-- start Stored data --

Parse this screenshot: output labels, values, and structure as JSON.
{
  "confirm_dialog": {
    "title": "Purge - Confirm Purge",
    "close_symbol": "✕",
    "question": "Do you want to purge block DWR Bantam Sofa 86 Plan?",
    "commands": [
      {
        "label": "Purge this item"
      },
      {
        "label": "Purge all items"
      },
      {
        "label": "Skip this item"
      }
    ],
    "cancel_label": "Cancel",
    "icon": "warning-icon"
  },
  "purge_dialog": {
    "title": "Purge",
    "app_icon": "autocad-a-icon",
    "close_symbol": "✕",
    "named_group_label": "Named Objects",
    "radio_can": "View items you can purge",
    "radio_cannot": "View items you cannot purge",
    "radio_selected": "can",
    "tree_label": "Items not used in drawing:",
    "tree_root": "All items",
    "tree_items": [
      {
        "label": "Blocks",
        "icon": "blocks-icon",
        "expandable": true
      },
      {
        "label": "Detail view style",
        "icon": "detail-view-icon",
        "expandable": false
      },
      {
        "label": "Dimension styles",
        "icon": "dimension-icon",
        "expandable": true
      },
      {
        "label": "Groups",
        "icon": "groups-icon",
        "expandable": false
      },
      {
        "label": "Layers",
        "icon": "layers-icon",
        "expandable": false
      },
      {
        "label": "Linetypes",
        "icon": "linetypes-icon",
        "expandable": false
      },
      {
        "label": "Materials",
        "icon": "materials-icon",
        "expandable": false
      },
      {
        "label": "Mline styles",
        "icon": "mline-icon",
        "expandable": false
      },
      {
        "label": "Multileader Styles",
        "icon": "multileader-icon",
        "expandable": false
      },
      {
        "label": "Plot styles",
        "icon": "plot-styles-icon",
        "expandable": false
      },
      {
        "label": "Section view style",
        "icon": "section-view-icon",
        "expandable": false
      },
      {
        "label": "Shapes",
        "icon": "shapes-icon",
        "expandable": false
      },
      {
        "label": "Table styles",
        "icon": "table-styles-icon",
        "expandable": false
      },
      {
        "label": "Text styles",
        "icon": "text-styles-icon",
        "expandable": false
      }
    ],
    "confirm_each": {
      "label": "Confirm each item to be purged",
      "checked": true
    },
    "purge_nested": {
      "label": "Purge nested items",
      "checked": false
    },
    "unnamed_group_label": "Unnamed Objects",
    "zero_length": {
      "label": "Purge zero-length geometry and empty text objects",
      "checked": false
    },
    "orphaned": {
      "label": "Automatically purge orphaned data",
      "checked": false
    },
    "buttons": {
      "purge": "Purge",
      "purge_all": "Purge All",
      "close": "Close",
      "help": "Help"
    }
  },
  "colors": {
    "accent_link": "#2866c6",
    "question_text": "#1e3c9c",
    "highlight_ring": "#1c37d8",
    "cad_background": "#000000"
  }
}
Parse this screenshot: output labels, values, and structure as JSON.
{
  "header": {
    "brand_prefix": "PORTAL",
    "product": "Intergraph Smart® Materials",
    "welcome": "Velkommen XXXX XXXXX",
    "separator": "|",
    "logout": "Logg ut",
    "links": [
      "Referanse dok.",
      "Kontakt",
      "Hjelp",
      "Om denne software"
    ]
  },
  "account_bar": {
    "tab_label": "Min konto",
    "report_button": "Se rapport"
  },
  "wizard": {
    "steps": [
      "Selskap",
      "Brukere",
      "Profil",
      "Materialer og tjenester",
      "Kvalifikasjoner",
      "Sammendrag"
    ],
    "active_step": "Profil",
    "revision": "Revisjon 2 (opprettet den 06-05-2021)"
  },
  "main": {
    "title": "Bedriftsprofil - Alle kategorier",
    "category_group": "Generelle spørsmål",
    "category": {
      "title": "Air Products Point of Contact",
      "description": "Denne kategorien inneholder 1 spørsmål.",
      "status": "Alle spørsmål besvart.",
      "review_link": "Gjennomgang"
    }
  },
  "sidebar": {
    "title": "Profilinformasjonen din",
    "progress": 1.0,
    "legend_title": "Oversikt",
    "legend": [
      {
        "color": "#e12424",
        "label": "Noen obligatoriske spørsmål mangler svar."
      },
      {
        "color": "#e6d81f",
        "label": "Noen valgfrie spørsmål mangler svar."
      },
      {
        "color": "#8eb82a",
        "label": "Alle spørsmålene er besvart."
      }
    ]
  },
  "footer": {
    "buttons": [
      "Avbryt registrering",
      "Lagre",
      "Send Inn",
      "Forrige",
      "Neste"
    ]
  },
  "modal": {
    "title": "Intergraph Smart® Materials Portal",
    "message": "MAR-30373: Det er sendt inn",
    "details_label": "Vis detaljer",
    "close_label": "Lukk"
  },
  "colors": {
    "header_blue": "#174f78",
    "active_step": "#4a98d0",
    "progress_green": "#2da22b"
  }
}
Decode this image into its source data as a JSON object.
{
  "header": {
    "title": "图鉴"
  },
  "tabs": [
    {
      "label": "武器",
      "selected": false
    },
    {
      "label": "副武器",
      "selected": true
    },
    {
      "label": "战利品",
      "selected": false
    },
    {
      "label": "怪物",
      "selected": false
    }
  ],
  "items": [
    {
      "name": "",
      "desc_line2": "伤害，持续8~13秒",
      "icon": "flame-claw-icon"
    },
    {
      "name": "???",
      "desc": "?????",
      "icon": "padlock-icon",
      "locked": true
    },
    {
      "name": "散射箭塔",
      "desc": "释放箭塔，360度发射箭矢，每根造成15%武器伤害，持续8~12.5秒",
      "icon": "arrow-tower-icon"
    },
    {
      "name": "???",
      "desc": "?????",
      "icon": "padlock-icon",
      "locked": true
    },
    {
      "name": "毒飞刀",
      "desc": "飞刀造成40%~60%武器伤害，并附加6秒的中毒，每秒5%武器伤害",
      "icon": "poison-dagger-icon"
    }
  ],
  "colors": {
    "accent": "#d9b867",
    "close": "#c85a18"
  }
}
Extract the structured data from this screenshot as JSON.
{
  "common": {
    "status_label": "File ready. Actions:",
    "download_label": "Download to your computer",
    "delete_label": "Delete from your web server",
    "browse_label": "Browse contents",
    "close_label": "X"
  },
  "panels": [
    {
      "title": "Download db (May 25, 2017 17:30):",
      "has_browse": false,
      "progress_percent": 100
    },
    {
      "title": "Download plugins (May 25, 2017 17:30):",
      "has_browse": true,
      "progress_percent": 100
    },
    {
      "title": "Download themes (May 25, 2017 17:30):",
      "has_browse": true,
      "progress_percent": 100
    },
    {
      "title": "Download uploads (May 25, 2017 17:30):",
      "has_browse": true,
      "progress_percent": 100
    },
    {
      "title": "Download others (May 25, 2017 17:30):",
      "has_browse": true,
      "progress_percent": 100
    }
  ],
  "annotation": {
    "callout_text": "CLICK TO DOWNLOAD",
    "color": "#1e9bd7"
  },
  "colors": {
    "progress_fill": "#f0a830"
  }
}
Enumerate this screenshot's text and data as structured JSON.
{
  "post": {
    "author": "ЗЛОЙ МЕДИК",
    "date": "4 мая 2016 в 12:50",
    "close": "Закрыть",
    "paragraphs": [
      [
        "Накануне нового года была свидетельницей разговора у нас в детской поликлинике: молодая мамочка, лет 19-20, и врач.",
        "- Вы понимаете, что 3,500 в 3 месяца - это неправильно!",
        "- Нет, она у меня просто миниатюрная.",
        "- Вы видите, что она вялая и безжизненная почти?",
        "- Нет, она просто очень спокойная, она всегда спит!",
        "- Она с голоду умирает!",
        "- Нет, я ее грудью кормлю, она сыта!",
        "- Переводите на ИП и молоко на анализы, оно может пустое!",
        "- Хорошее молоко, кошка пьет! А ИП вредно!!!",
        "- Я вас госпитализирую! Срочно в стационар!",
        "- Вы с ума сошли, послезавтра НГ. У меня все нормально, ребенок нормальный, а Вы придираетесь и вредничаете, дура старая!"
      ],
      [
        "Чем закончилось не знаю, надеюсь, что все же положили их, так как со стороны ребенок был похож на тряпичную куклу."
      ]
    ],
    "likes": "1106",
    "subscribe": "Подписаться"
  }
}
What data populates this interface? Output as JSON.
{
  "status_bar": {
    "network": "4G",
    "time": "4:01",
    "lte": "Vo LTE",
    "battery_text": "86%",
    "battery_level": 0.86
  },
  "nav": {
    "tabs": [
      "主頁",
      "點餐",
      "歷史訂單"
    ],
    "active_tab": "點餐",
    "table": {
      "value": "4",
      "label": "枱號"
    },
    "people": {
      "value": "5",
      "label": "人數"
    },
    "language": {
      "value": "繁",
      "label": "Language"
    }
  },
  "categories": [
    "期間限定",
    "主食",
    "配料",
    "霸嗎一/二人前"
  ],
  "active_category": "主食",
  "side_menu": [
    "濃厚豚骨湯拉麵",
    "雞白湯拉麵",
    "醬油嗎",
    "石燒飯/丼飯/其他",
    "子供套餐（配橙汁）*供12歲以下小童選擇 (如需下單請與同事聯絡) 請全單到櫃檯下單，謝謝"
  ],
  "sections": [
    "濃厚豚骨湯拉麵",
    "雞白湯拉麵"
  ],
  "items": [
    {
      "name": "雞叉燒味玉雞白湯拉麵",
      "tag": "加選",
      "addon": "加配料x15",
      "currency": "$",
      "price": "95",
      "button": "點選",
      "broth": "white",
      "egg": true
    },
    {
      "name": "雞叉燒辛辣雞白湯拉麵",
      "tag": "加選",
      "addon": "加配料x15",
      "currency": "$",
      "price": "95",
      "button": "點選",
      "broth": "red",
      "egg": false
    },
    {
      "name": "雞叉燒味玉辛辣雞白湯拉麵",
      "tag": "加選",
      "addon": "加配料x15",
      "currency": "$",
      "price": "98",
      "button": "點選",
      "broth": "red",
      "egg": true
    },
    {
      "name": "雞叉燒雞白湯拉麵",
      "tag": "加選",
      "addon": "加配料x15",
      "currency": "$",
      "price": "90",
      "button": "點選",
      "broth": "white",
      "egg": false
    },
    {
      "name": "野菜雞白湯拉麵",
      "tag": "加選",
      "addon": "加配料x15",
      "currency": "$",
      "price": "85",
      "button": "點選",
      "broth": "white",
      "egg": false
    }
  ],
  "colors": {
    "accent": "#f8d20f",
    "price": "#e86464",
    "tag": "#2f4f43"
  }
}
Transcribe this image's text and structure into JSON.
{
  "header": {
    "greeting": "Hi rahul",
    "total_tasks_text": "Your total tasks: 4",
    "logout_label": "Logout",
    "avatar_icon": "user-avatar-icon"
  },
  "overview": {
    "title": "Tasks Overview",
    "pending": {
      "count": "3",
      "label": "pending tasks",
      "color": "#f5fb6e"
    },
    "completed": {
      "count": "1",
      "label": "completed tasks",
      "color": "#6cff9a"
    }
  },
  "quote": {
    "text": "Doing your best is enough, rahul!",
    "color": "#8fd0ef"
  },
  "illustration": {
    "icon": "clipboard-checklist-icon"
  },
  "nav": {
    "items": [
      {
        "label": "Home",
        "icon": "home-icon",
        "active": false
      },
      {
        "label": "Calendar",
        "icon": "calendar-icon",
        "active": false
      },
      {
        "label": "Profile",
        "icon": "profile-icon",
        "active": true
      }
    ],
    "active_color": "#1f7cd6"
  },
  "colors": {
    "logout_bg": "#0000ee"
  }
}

-- end Stored data --

Exercise requirements
Extract every line from the one containing "Transcribe this image's" to the end of the entries, including both of those lines, exactly as given and with nothing added.

Task output
Transcribe this image's text and structure into JSON.
{
  "header": {
    "greeting": "Hi rahul",
    "total_tasks_text": "Your total tasks: 4",
    "logout_label": "Logout",
    "avatar_icon": "user-avatar-icon"
  },
  "overview": {
    "title": "Tasks Overview",
    "pending": {
      "count": "3",
      "label": "pending tasks",
      "color": "#f5fb6e"
    },
    "completed": {
      "count": "1",
      "label": "completed tasks",
      "color": "#6cff9a"
    }
  },
  "quote": {
    "text": "Doing your best is enough, rahul!",
    "color": "#8fd0ef"
  },
  "illustration": {
    "icon": "clipboard-checklist-icon"
  },
  "nav": {
    "items": [
      {
        "label": "Home",
        "icon": "home-icon",
        "active": false
      },
      {
        "label": "Calendar",
        "icon": "calendar-icon",
        "active": false
      },
      {
        "label": "Profile",
        "icon": "profile-icon",
        "active": true
      }
    ],
    "active_color": "#1f7cd6"
  },
  "colors": {
    "logout_bg": "#0000ee"
  }
}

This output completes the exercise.